* **Dataset extract**:
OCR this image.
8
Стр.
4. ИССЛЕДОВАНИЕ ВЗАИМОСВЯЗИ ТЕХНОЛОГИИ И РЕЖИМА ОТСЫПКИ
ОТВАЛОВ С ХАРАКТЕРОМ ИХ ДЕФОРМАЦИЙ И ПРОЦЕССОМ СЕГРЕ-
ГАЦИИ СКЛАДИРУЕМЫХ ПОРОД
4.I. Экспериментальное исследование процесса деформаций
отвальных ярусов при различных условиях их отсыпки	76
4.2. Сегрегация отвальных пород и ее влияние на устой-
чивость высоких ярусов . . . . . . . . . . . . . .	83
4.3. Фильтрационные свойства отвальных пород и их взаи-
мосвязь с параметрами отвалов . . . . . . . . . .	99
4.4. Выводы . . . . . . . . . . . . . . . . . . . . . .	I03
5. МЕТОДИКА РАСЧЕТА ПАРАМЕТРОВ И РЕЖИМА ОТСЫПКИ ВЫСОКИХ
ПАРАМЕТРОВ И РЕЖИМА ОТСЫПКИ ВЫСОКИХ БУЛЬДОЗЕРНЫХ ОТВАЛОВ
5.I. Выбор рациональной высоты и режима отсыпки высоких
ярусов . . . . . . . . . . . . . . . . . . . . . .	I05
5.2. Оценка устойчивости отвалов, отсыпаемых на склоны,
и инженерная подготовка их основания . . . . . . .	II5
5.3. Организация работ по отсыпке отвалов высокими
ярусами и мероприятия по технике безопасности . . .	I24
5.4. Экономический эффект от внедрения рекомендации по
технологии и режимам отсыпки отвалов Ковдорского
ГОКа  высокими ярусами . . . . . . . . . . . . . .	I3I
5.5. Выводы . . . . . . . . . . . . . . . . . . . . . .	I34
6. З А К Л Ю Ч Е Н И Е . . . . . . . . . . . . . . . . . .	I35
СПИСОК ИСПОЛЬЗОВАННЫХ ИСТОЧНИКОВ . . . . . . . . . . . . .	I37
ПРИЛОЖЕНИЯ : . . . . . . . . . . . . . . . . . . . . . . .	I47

* **Challenge**:
Each line in the material above must be retyped without alteration.

* **Final answer**:
OCR this image.
8
Стр.
4. ИССЛЕДОВАНИЕ ВЗАИМОСВЯЗИ ТЕХНОЛОГИИ И РЕЖИМА ОТСЫПКИ
ОТВАЛОВ С ХАРАКТЕРОМ ИХ ДЕФОРМАЦИЙ И ПРОЦЕССОМ СЕГРЕ-
ГАЦИИ СКЛАДИРУЕМЫХ ПОРОД
4.I. Экспериментальное исследование процесса деформаций
отвальных ярусов при различных условиях их отсыпки	76
4.2. Сегрегация отвальных пород и ее влияние на устой-
чивость высоких ярусов . . . . . . . . . . . . . .	83
4.3. Фильтрационные свойства отвальных пород и их взаи-
мосвязь с параметрами отвалов . . . . . . . . . .	99
4.4. Выводы . . . . . . . . . . . . . . . . . . . . . .	I03
5. МЕТОДИКА РАСЧЕТА ПАРАМЕТРОВ И РЕЖИМА ОТСЫПКИ ВЫСОКИХ
ПАРАМЕТРОВ И РЕЖИМА ОТСЫПКИ ВЫСОКИХ БУЛЬДОЗЕРНЫХ ОТВАЛОВ
5.I. Выбор рациональной высоты и режима отсыпки высоких
ярусов . . . . . . . . . . . . . . . . . . . . . .	I05
5.2. Оценка устойчивости отвалов, отсыпаемых на склоны,
и инженерная подготовка их основания . . . . . . .	II5
5.3. Организация работ по отсыпке отвалов высокими
ярусами и мероприятия по технике безопасности . . .	I24
5.4. Экономический эффект от внедрения рекомендации по
технологии и режимам отсыпки отвалов Ковдорского
ГОКа  высокими ярусами . . . . . . . . . . . . . .	I3I
5.5. Выводы . . . . . . . . . . . . . . . . . . . . . .	I34
6. З А К Л Ю Ч Е Н И Е . . . . . . . . . . . . . . . . . .	I35
СПИСОК ИСПОЛЬЗОВАННЫХ ИСТОЧНИКОВ . . . . . . . . . . . . .	I37
ПРИЛОЖЕНИЯ : . . . . . . . . . . . . . . . . . . . . . . .	I47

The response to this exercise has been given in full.